● Given problem: Look through the records that follow. Copy every line containing the word "Numerical".

● Records supplied:

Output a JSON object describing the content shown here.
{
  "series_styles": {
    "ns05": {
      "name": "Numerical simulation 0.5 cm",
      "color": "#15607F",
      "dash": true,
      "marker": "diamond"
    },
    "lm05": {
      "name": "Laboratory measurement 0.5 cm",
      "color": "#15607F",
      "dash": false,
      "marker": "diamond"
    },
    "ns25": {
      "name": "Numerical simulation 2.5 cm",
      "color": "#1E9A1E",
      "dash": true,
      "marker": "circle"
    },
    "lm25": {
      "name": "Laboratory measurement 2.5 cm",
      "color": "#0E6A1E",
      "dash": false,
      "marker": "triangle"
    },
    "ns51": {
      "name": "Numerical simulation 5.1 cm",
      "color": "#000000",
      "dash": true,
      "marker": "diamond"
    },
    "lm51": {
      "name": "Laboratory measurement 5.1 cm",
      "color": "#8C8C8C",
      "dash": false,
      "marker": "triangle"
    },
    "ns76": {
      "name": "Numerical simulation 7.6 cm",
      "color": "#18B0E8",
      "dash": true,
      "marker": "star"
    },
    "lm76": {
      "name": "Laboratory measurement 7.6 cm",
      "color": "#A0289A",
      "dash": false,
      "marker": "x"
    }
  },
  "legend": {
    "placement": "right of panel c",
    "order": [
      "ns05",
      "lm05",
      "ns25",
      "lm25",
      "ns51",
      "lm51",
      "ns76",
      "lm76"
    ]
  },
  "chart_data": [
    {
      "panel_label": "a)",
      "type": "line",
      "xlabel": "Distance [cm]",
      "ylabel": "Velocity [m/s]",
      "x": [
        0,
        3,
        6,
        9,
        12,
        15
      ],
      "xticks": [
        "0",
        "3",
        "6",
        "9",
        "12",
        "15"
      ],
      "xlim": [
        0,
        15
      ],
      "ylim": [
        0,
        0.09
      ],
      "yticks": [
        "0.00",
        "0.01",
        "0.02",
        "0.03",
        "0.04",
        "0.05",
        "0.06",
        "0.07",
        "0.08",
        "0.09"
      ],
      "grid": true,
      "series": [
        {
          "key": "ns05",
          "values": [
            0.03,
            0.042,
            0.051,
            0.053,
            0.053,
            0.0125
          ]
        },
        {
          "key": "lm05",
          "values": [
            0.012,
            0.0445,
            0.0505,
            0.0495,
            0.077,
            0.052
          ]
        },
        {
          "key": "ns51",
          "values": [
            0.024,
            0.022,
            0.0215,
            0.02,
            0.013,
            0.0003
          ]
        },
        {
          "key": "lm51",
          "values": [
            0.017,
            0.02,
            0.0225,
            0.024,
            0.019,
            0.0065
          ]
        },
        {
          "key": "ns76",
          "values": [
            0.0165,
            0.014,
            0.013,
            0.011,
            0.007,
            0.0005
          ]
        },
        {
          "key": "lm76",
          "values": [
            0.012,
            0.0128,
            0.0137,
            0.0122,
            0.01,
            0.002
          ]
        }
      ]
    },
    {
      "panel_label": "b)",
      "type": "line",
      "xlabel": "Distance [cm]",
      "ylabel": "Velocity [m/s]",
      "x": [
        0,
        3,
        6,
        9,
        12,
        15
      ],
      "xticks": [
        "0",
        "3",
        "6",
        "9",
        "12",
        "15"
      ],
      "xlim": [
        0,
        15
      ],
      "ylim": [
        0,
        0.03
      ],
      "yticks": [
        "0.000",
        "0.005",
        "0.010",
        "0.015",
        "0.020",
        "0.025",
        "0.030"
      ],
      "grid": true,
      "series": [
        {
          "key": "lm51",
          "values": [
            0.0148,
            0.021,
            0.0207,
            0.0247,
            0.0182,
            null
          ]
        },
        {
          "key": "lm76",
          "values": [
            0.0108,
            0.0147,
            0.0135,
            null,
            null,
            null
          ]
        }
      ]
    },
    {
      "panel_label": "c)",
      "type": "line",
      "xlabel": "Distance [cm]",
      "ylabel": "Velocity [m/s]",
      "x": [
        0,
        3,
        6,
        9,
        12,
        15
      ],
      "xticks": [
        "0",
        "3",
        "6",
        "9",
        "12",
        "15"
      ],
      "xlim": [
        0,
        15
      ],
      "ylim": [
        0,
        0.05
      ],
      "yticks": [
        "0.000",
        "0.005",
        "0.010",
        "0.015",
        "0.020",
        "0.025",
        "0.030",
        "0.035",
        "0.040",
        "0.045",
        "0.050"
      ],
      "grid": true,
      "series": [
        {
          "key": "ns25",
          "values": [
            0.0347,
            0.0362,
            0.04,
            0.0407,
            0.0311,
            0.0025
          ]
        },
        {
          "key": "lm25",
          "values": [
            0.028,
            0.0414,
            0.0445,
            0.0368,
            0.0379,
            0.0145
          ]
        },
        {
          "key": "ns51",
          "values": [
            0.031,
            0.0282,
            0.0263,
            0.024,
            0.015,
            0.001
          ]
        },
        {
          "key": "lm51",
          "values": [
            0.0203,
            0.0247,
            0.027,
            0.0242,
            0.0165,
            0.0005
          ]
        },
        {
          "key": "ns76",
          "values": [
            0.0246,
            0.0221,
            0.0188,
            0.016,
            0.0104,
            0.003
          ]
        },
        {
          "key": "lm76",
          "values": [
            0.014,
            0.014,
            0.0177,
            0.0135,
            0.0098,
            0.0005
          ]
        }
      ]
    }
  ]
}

● Full output:
      "name": "Numerical simulation 0.5 cm",
      "name": "Numerical simulation 2.5 cm",
      "name": "Numerical simulation 5.1 cm",
      "name": "Numerical simulation 7.6 cm",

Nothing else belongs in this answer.